DESCRIPTION OF THE TASK – Every line of the records must be repeated exactly; pictures stay out.

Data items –
▬▬▬

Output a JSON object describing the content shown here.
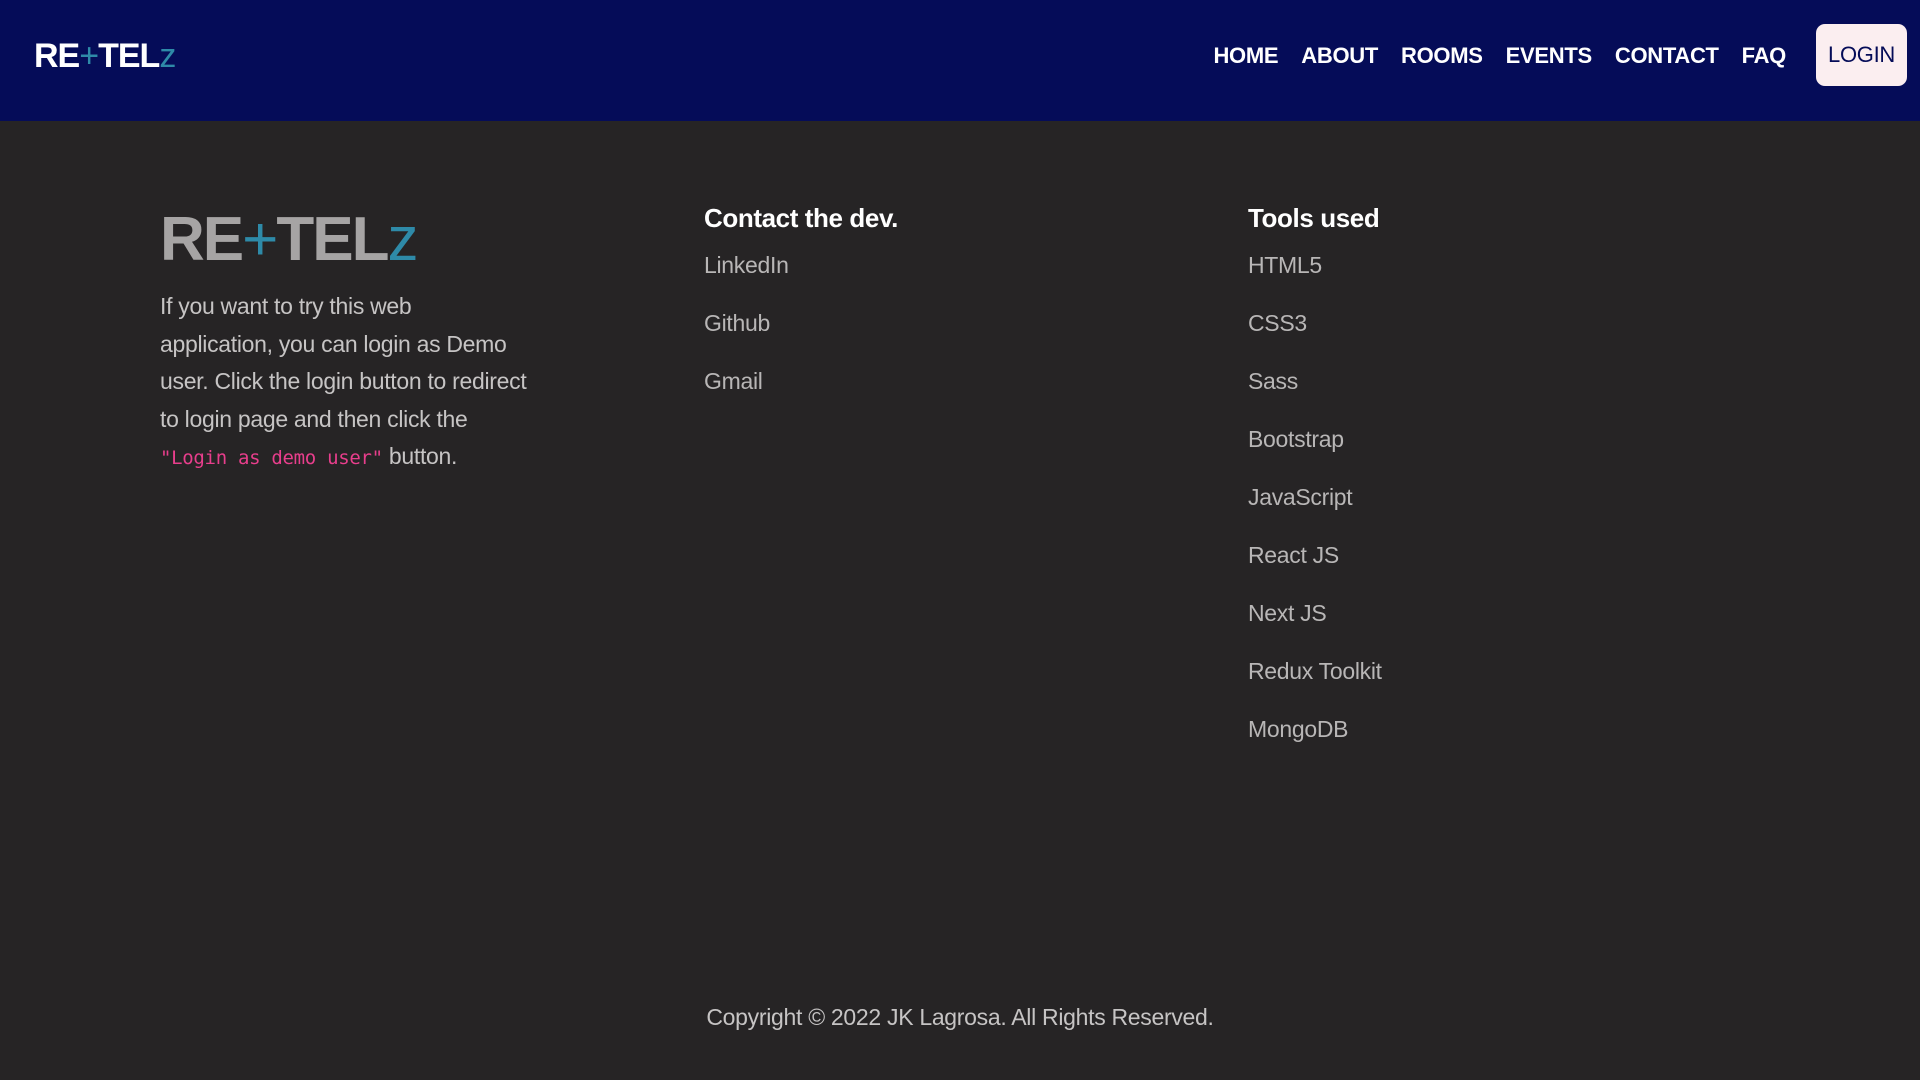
{
  "navbar": {
    "brand": {
      "part1": "RE",
      "plus": "+",
      "part2": "TEL",
      "z": "z"
    },
    "links": [
      "HOME",
      "ABOUT",
      "ROOMS",
      "EVENTS",
      "CONTACT",
      "FAQ"
    ],
    "login_label": "LOGIN"
  },
  "footer": {
    "brand": {
      "part1": "RE",
      "plus": "+",
      "part2": "TEL",
      "z": "z"
    },
    "about": {
      "text_before": "If you want to try this web application, you can login as Demo user. Click the login button to redirect to login page and then click the ",
      "code": "\"Login as demo user\"",
      "text_after": " button."
    },
    "contact": {
      "heading": "Contact the dev.",
      "links": [
        "LinkedIn",
        "Github",
        "Gmail"
      ]
    },
    "tools": {
      "heading": "Tools used",
      "items": [
        "HTML5",
        "CSS3",
        "Sass",
        "Bootstrap",
        "JavaScript",
        "React JS",
        "Next JS",
        "Redux Toolkit",
        "MongoDB"
      ]
    },
    "copyright": "Copyright © 2022 JK Lagrosa. All Rights Reserved."
  },
  "colors": {
    "navbar_bg": "#050c58",
    "page_bg": "#262425",
    "accent": "#2e8aa8",
    "code_pink": "#e83e8c",
    "login_bg": "#fbeef0"
  }
}
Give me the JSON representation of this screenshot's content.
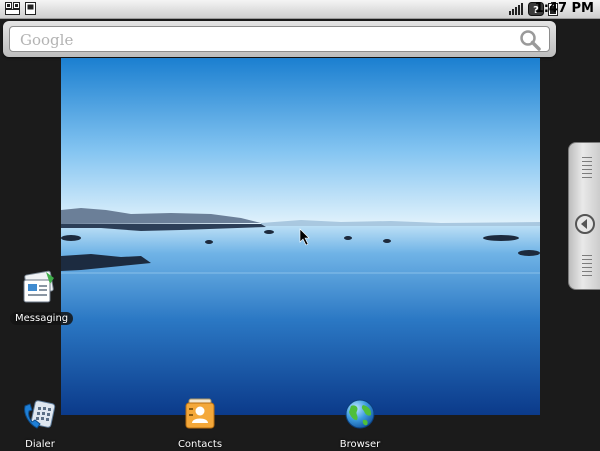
{
  "status_bar": {
    "time": "1:47 PM",
    "icons": [
      "notification-icon",
      "sim-card-icon",
      "signal-icon",
      "no-sim-alert-icon",
      "battery-icon"
    ]
  },
  "search": {
    "placeholder": "Google",
    "icon": "search-icon"
  },
  "apps": {
    "messaging": "Messaging",
    "dialer": "Dialer",
    "contacts": "Contacts",
    "browser": "Browser"
  },
  "drawer_handle": {
    "icon": "chevron-left-icon"
  }
}
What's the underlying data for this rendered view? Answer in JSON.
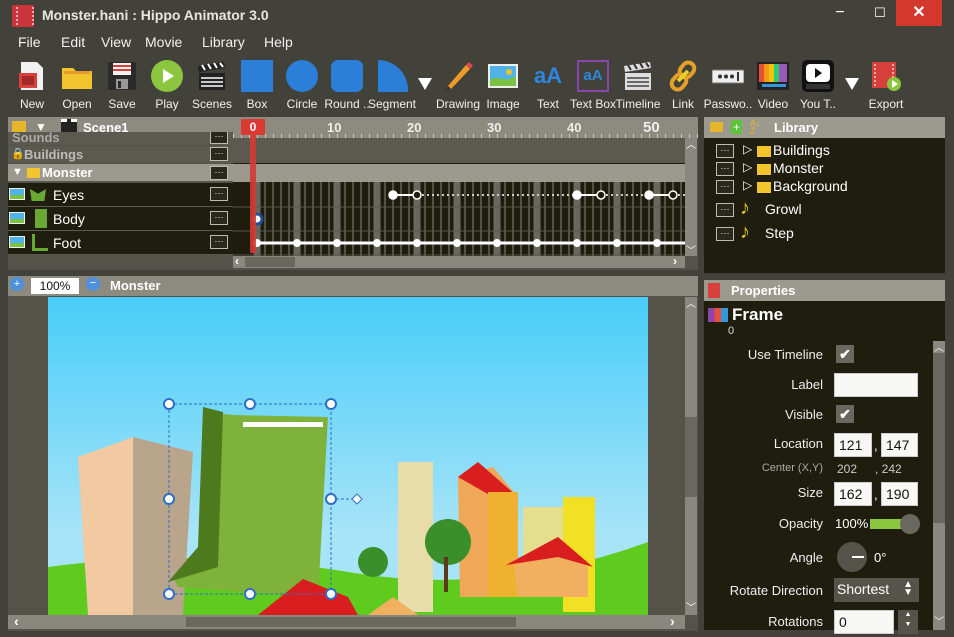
{
  "window": {
    "title": "Monster.hani : Hippo Animator 3.0",
    "minimize": "−",
    "maximize": "☐",
    "close": "✕"
  },
  "menu": [
    "File",
    "Edit",
    "View",
    "Movie",
    "Library",
    "Help"
  ],
  "toolbar": [
    {
      "label": "New",
      "icon": "new-file-icon"
    },
    {
      "label": "Open",
      "icon": "folder-icon"
    },
    {
      "label": "Save",
      "icon": "floppy-disk-icon"
    },
    {
      "label": "Play",
      "icon": "play-icon"
    },
    {
      "label": "Scenes",
      "icon": "clapperboard-icon"
    },
    {
      "label": "Box",
      "icon": "square-icon"
    },
    {
      "label": "Circle",
      "icon": "circle-icon"
    },
    {
      "label": "Round ..",
      "icon": "rounded-rect-icon"
    },
    {
      "label": "Segment",
      "icon": "segment-icon"
    },
    {
      "label": "Drawing",
      "icon": "pencil-icon"
    },
    {
      "label": "Image",
      "icon": "image-icon"
    },
    {
      "label": "Text",
      "icon": "text-icon"
    },
    {
      "label": "Text Box",
      "icon": "text-box-icon"
    },
    {
      "label": "Timeline",
      "icon": "timeline-clapper-icon"
    },
    {
      "label": "Link",
      "icon": "chain-link-icon"
    },
    {
      "label": "Passwo..",
      "icon": "password-icon"
    },
    {
      "label": "Video",
      "icon": "video-icon"
    },
    {
      "label": "You T..",
      "icon": "youtube-icon"
    },
    {
      "label": "Export",
      "icon": "export-icon"
    }
  ],
  "timeline": {
    "scene": "Scene1",
    "current_frame": "0",
    "ruler_labels": [
      "10",
      "20",
      "30",
      "40",
      "50"
    ],
    "layers": [
      {
        "name": "Sounds",
        "type": "locked-layer"
      },
      {
        "name": "Buildings",
        "type": "locked-layer"
      },
      {
        "name": "Monster",
        "type": "folder"
      },
      {
        "name": "Eyes",
        "type": "object"
      },
      {
        "name": "Body",
        "type": "object"
      },
      {
        "name": "Foot",
        "type": "object"
      }
    ],
    "keyframes": {
      "Eyes": [
        17,
        20,
        40,
        43,
        49,
        52
      ],
      "Body": [
        0
      ],
      "Foot": [
        0,
        5,
        10,
        15,
        20,
        25,
        30,
        35,
        40,
        45,
        50
      ]
    }
  },
  "library": {
    "title": "Library",
    "items": [
      {
        "name": "Buildings",
        "type": "folder"
      },
      {
        "name": "Monster",
        "type": "folder"
      },
      {
        "name": "Background",
        "type": "folder"
      },
      {
        "name": "Growl",
        "type": "sound"
      },
      {
        "name": "Step",
        "type": "sound"
      }
    ]
  },
  "stage": {
    "zoom": "100%",
    "title": "Monster"
  },
  "properties": {
    "title": "Properties",
    "object_type": "Frame",
    "frame_number": "0",
    "use_timeline_label": "Use Timeline",
    "use_timeline": true,
    "label_label": "Label",
    "label_value": "",
    "visible_label": "Visible",
    "visible": true,
    "location_label": "Location",
    "location_x": "121",
    "location_y": "147",
    "center_label": "Center (X,Y)",
    "center_x": "202",
    "center_y": ", 242",
    "size_label": "Size",
    "size_w": "162",
    "size_h": "190",
    "opacity_label": "Opacity",
    "opacity_value": "100%",
    "opacity_fraction": 1.0,
    "angle_label": "Angle",
    "angle_value": "0°",
    "rotate_direction_label": "Rotate Direction",
    "rotate_direction": "Shortest",
    "rotations_label": "Rotations",
    "rotations": "0",
    "sep": ","
  },
  "colors": {
    "accent_red": "#d93b33",
    "slider_green": "#8cc63f",
    "panel_bg": "#1f1d0e",
    "chrome_bg": "#43423a"
  }
}
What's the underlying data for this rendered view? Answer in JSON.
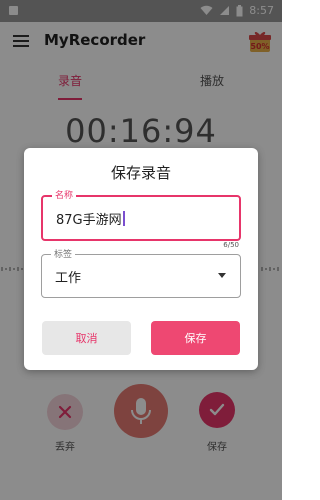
{
  "status_bar": {
    "time": "8:57"
  },
  "app_bar": {
    "title": "MyRecorder",
    "promo_badge": "50%"
  },
  "tabs": [
    {
      "label": "录音"
    },
    {
      "label": "播放"
    }
  ],
  "recorder": {
    "timer": "00:16:94"
  },
  "controls": {
    "discard_label": "丢弃",
    "save_label": "保存"
  },
  "dialog": {
    "title": "保存录音",
    "name_field": {
      "label": "名称",
      "value": "87G手游网",
      "counter": "6/50"
    },
    "tag_field": {
      "label": "标签",
      "value": "工作"
    },
    "cancel_label": "取消",
    "save_label": "保存"
  },
  "colors": {
    "accent": "#e7356a",
    "mic": "#e57a74"
  }
}
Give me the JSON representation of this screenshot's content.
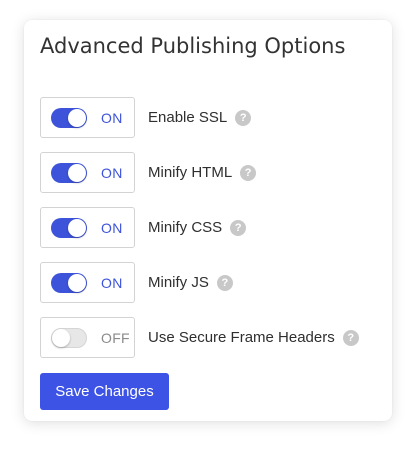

▬▬▬

SOLUTION TO THIS EXERCISE –
Output a JSON object describing the content shown here.
{
  "navbar": {
    "brand": {
      "part1": "RE",
      "plus": "+",
      "part2": "TEL",
      "z": "z"
    },
    "links": [
      "HOME",
      "ABOUT",
      "ROOMS",
      "EVENTS",
      "CONTACT",
      "FAQ"
    ],
    "login_label": "LOGIN"
  },
  "footer": {
    "brand": {
      "part1": "RE",
      "plus": "+",
      "part2": "TEL",
      "z": "z"
    },
    "about": {
      "text_before": "If you want to try this web application, you can login as Demo user. Click the login button to redirect to login page and then click the ",
      "code": "\"Login as demo user\"",
      "text_after": " button."
    },
    "contact": {
      "heading": "Contact the dev.",
      "links": [
        "LinkedIn",
        "Github",
        "Gmail"
      ]
    },
    "tools": {
      "heading": "Tools used",
      "items": [
        "HTML5",
        "CSS3",
        "Sass",
        "Bootstrap",
        "JavaScript",
        "React JS",
        "Next JS",
        "Redux Toolkit",
        "MongoDB"
      ]
    },
    "copyright": "Copyright © 2022 JK Lagrosa. All Rights Reserved."
  },
  "colors": {
    "navbar_bg": "#050c58",
    "page_bg": "#262425",
    "accent": "#2e8aa8",
    "code_pink": "#e83e8c",
    "login_bg": "#fbeef0"
  }
}
Give me the JSON representation of this screenshot's content.
{
  "status_bar": {
    "time": "1:47 PM",
    "icons": [
      "notification-icon",
      "sim-card-icon",
      "signal-icon",
      "no-sim-alert-icon",
      "battery-icon"
    ]
  },
  "search": {
    "placeholder": "Google",
    "icon": "search-icon"
  },
  "apps": {
    "messaging": "Messaging",
    "dialer": "Dialer",
    "contacts": "Contacts",
    "browser": "Browser"
  },
  "drawer_handle": {
    "icon": "chevron-left-icon"
  }
}
What's the underlying data for this rendered view? Answer in JSON.
{
  "window": {
    "title": "Monster.hani : Hippo Animator 3.0",
    "minimize": "−",
    "maximize": "☐",
    "close": "✕"
  },
  "menu": [
    "File",
    "Edit",
    "View",
    "Movie",
    "Library",
    "Help"
  ],
  "toolbar": [
    {
      "label": "New",
      "icon": "new-file-icon"
    },
    {
      "label": "Open",
      "icon": "folder-icon"
    },
    {
      "label": "Save",
      "icon": "floppy-disk-icon"
    },
    {
      "label": "Play",
      "icon": "play-icon"
    },
    {
      "label": "Scenes",
      "icon": "clapperboard-icon"
    },
    {
      "label": "Box",
      "icon": "square-icon"
    },
    {
      "label": "Circle",
      "icon": "circle-icon"
    },
    {
      "label": "Round ..",
      "icon": "rounded-rect-icon"
    },
    {
      "label": "Segment",
      "icon": "segment-icon"
    },
    {
      "label": "Drawing",
      "icon": "pencil-icon"
    },
    {
      "label": "Image",
      "icon": "image-icon"
    },
    {
      "label": "Text",
      "icon": "text-icon"
    },
    {
      "label": "Text Box",
      "icon": "text-box-icon"
    },
    {
      "label": "Timeline",
      "icon": "timeline-clapper-icon"
    },
    {
      "label": "Link",
      "icon": "chain-link-icon"
    },
    {
      "label": "Passwo..",
      "icon": "password-icon"
    },
    {
      "label": "Video",
      "icon": "video-icon"
    },
    {
      "label": "You T..",
      "icon": "youtube-icon"
    },
    {
      "label": "Export",
      "icon": "export-icon"
    }
  ],
  "timeline": {
    "scene": "Scene1",
    "current_frame": "0",
    "ruler_labels": [
      "10",
      "20",
      "30",
      "40",
      "50"
    ],
    "layers": [
      {
        "name": "Sounds",
        "type": "locked-layer"
      },
      {
        "name": "Buildings",
        "type": "locked-layer"
      },
      {
        "name": "Monster",
        "type": "folder"
      },
      {
        "name": "Eyes",
        "type": "object"
      },
      {
        "name": "Body",
        "type": "object"
      },
      {
        "name": "Foot",
        "type": "object"
      }
    ],
    "keyframes": {
      "Eyes": [
        17,
        20,
        40,
        43,
        49,
        52
      ],
      "Body": [
        0
      ],
      "Foot": [
        0,
        5,
        10,
        15,
        20,
        25,
        30,
        35,
        40,
        45,
        50
      ]
    }
  },
  "library": {
    "title": "Library",
    "items": [
      {
        "name": "Buildings",
        "type": "folder"
      },
      {
        "name": "Monster",
        "type": "folder"
      },
      {
        "name": "Background",
        "type": "folder"
      },
      {
        "name": "Growl",
        "type": "sound"
      },
      {
        "name": "Step",
        "type": "sound"
      }
    ]
  },
  "stage": {
    "zoom": "100%",
    "title": "Monster"
  },
  "properties": {
    "title": "Properties",
    "object_type": "Frame",
    "frame_number": "0",
    "use_timeline_label": "Use Timeline",
    "use_timeline": true,
    "label_label": "Label",
    "label_value": "",
    "visible_label": "Visible",
    "visible": true,
    "location_label": "Location",
    "location_x": "121",
    "location_y": "147",
    "center_label": "Center (X,Y)",
    "center_x": "202",
    "center_y": ", 242",
    "size_label": "Size",
    "size_w": "162",
    "size_h": "190",
    "opacity_label": "Opacity",
    "opacity_value": "100%",
    "opacity_fraction": 1.0,
    "angle_label": "Angle",
    "angle_value": "0°",
    "rotate_direction_label": "Rotate Direction",
    "rotate_direction": "Shortest",
    "rotations_label": "Rotations",
    "rotations": "0",
    "sep": ","
  },
  "colors": {
    "accent_red": "#d93b33",
    "slider_green": "#8cc63f",
    "panel_bg": "#1f1d0e",
    "chrome_bg": "#43423a"
  }
}
What's the underlying data for this rendered view? Answer in JSON.
{
  "status_bar": {
    "time": "8:57"
  },
  "app_bar": {
    "title": "MyRecorder",
    "promo_badge": "50%"
  },
  "tabs": [
    {
      "label": "录音"
    },
    {
      "label": "播放"
    }
  ],
  "recorder": {
    "timer": "00:16:94"
  },
  "controls": {
    "discard_label": "丢弃",
    "save_label": "保存"
  },
  "dialog": {
    "title": "保存录音",
    "name_field": {
      "label": "名称",
      "value": "87G手游网",
      "counter": "6/50"
    },
    "tag_field": {
      "label": "标签",
      "value": "工作"
    },
    "cancel_label": "取消",
    "save_label": "保存"
  },
  "colors": {
    "accent": "#e7356a",
    "mic": "#e57a74"
  }
}
Give me the JSON representation of this screenshot's content.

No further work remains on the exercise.